Тысяча миль в поисках души — страница 72 из 78

В самом Вашингтоне перед участниками похода одна за другой возникают весьма трудные проблемы. Несмотря на все усилия добровольцев, в городе бедных не хватает продовольствия. Не хватает строительного материала для возведения новых фанерных шалашей у памятника Линкольну. Не хватает денег для оплаты автобусов, в которых прибывают бедняки.

Начинается новая фаза похода: массовые демонстрации бедняков у стен правительственных учреждений. Об этом заявил на пресс-конференции Ральф Абернети. Он еще раз подчеркнул, что это будут мирные демонстрации, однако более решительные и более требовательные, чем раньше. «Мы ждали слишком долго, — сказал Абернети, — и больше мы ждать не можем».

Судя по всему, конгресс не намерен прислушаться к голосу обездоленных американцев. Конгрессу не до них. Не хватает денег на войну во Вьетнаме.

Газета «Нью-Йорк таймс» не без сарказма писала на днях, что богатые и могущественные каждый день совершают «походы в Вашингтон» и список их требований, безоговорочно удовлетворяемых конгрессом, кажется нескончаемым.

Ничего удивительного в этом нет. Чтобы понять, на чьей стороне конгресс, достаточно вспомнить статистические данные, опубликованные агентством Ассошиэйтед Пресс: каждый пятый сенатор США является миллионером.

• • •

## [Задание]
Продолжите текст о походе бедняков в Вашингтон начиная со следующего за последним предложения.

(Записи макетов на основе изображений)

• • •

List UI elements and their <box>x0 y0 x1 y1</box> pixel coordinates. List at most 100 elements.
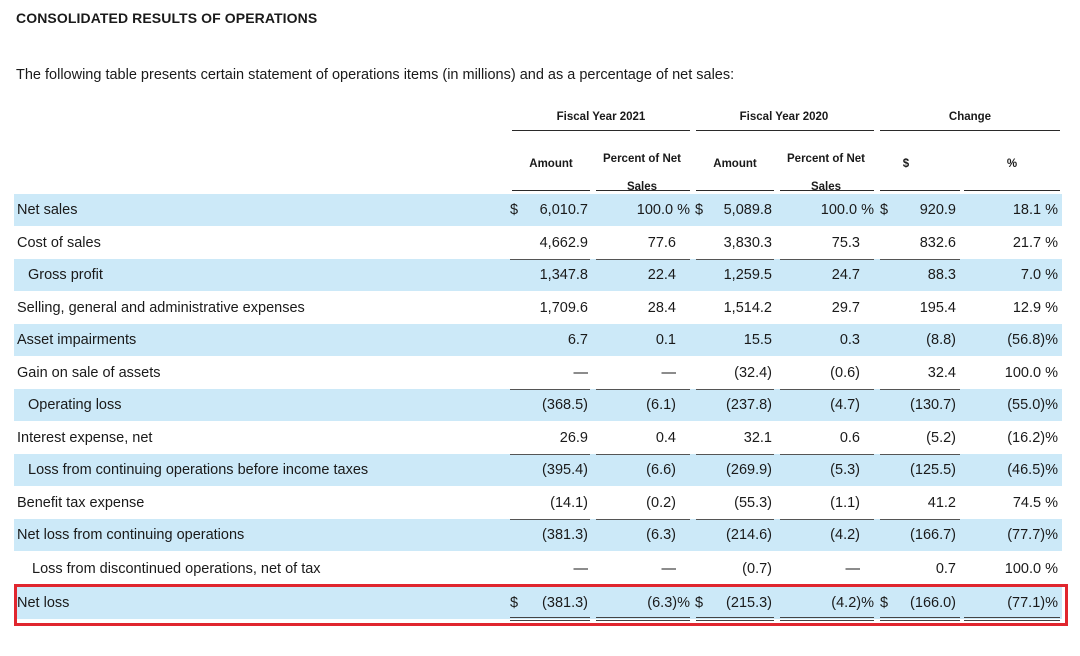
header-rule-change <box>880 130 1060 131</box>
row-label: Loss from continuing operations before i… <box>28 462 369 478</box>
underline-gain-2021 <box>510 389 590 390</box>
subheader-rule-change-percent <box>964 190 1060 191</box>
percent-2021: — <box>661 561 677 577</box>
underline-cost-of-sales-pct-2020 <box>780 259 874 260</box>
currency-change: $ <box>880 202 889 218</box>
underline-gain-pct-2021 <box>596 389 690 390</box>
underline-benefit-change <box>880 519 960 520</box>
underline-gain-change <box>880 389 960 390</box>
header-fy2020: Fiscal Year 2020 <box>739 111 829 123</box>
underline-benefit-2021 <box>510 519 590 520</box>
row-label: Asset impairments <box>17 332 137 348</box>
subheader-rule-amount-2020 <box>696 190 774 191</box>
change-percent: 21.7 % <box>1012 235 1058 251</box>
underline-benefit-pct-2020 <box>780 519 874 520</box>
amount-2021: 26.9 <box>559 430 588 446</box>
subheader-percent-2020-line1: Percent of Net <box>787 153 865 165</box>
amount-2020: 32.1 <box>743 430 772 446</box>
double-underline-net-loss-2020 <box>696 617 774 621</box>
header-rule-fy2021 <box>512 130 690 131</box>
table-row-sga: Selling, general and administrative expe… <box>14 292 1062 324</box>
amount-2021: (381.3) <box>542 527 588 543</box>
percent-2021: 28.4 <box>647 300 676 316</box>
underline-benefit-pct-2021 <box>596 519 690 520</box>
change-percent: (16.2)% <box>1007 430 1058 446</box>
intro-text: The following table presents certain sta… <box>16 67 735 83</box>
subheader-change-dollar: $ <box>902 158 910 170</box>
net-loss-highlight-box <box>14 584 1068 626</box>
amount-2020: 5,089.8 <box>723 202 772 218</box>
table-row-gain-on-sale: Gain on sale of assets — — (32.4) (0.6) … <box>14 357 1062 389</box>
percent-2021: (6.3)% <box>647 595 690 611</box>
percent-2021: — <box>661 365 677 381</box>
percent-2020: 0.3 <box>839 332 860 348</box>
change-percent: (77.1)% <box>1007 595 1058 611</box>
amount-2020: (237.8) <box>726 397 772 413</box>
subheader-rule-amount-2021 <box>512 190 590 191</box>
table-row-net-loss-continuing: Net loss from continuing operations (381… <box>14 519 1062 551</box>
header-change: Change <box>948 111 992 123</box>
percent-2020: 100.0 % <box>820 202 874 218</box>
change-dollar: 832.6 <box>919 235 956 251</box>
table-row-loss-before-taxes: Loss from continuing operations before i… <box>14 454 1062 486</box>
percent-2020: (0.6) <box>830 365 860 381</box>
row-label: Gain on sale of assets <box>17 365 161 381</box>
percent-2020: 24.7 <box>831 267 860 283</box>
underline-interest-pct-2020 <box>780 454 874 455</box>
percent-2021: 77.6 <box>647 235 676 251</box>
amount-2021: 4,662.9 <box>539 235 588 251</box>
percent-2020: (5.3) <box>830 462 860 478</box>
change-percent: 12.9 % <box>1012 300 1058 316</box>
subheader-percent-2021-line1: Percent of Net <box>603 153 681 165</box>
percent-2020: (4.2) <box>830 527 860 543</box>
subheader-rule-percent-2020 <box>780 190 874 191</box>
change-percent: 18.1 % <box>1012 202 1058 218</box>
row-label: Operating loss <box>28 397 122 413</box>
row-label: Interest expense, net <box>17 430 153 446</box>
table-row-loss-discontinued: Loss from discontinued operations, net o… <box>14 553 1062 585</box>
currency-2021: $ <box>510 202 519 218</box>
amount-2020: (214.6) <box>726 527 772 543</box>
percent-2021: 22.4 <box>647 267 676 283</box>
amount-2021: (381.3) <box>542 595 588 611</box>
row-label: Gross profit <box>28 267 103 283</box>
change-dollar: (166.7) <box>910 527 956 543</box>
page-title: CONSOLIDATED RESULTS OF OPERATIONS <box>16 10 318 26</box>
subheader-percent-2020: Percent of Net Sales <box>778 145 874 201</box>
change-dollar: (125.5) <box>910 462 956 478</box>
underline-gain-pct-2020 <box>780 389 874 390</box>
header-rule-fy2020 <box>696 130 874 131</box>
change-percent: (56.8)% <box>1007 332 1058 348</box>
double-underline-net-loss-2021 <box>510 617 590 621</box>
change-dollar: (130.7) <box>910 397 956 413</box>
subheader-percent-2021-line2: Sales <box>626 181 658 193</box>
underline-cost-of-sales-2020 <box>696 259 774 260</box>
percent-2021: (6.3) <box>646 527 676 543</box>
row-label: Benefit tax expense <box>17 495 145 511</box>
percent-2021: 0.4 <box>655 430 676 446</box>
percent-2020: (1.1) <box>830 495 860 511</box>
underline-interest-2021 <box>510 454 590 455</box>
table-row-benefit-tax: Benefit tax expense (14.1) (0.2) (55.3) … <box>14 487 1062 519</box>
subheader-percent-2020-line2: Sales <box>810 181 842 193</box>
change-dollar: 32.4 <box>927 365 956 381</box>
currency-2021: $ <box>510 595 519 611</box>
row-label: Cost of sales <box>17 235 101 251</box>
table-row-cost-of-sales: Cost of sales 4,662.9 77.6 3,830.3 75.3 … <box>14 227 1062 259</box>
table-row-net-loss: Net loss $ (381.3) (6.3)% $ (215.3) (4.2… <box>14 587 1062 619</box>
row-label: Selling, general and administrative expe… <box>17 300 305 316</box>
double-underline-net-loss-pct-2020 <box>780 617 874 621</box>
subheader-percent-2021: Percent of Net Sales <box>594 145 690 201</box>
change-percent: (55.0)% <box>1007 397 1058 413</box>
currency-2020: $ <box>695 595 704 611</box>
amount-2020: 1,259.5 <box>723 267 772 283</box>
percent-2020: (4.2)% <box>831 595 874 611</box>
percent-2020: 29.7 <box>831 300 860 316</box>
amount-2021: 1,347.8 <box>539 267 588 283</box>
row-label: Loss from discontinued operations, net o… <box>32 561 321 577</box>
currency-2020: $ <box>695 202 704 218</box>
subheader-amount-2021: Amount <box>529 158 573 170</box>
underline-gain-2020 <box>696 389 774 390</box>
double-underline-net-loss-change-pct <box>964 617 1060 621</box>
underline-benefit-2020 <box>696 519 774 520</box>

• • •

## [Итоговый ответ]
Неудивительно, что в стенах конгресса расценивают требования бедняков как «шантажа и «угрозу». Журнал «Тайм» предсказывает, что «дело идет к столкновению». В столицу США готовятся войти войска. Об этом предупредил, выступая по телевидению, полицейский начальник Вашингтона Патрик Мэрфи. Здешние газеты вспоминают, что в 1932 году войска под командованием генерала Макартура потопили в крови поход на Вашингтон, предпринятый голодающими ветеранами первой мировой войны. Многие предсказывают, что нынешний поход бедняков ждет такая же судьба.

… Тихо и тревожно по ночам на площадке между памятником Линкольну и зданием конгресса. Тихо и тревожно, как бывает перед бурей. Только ветер хлопает брезентом, монотонно шумит дождь, да в фанерных шалашах чуть слышно плачут дети.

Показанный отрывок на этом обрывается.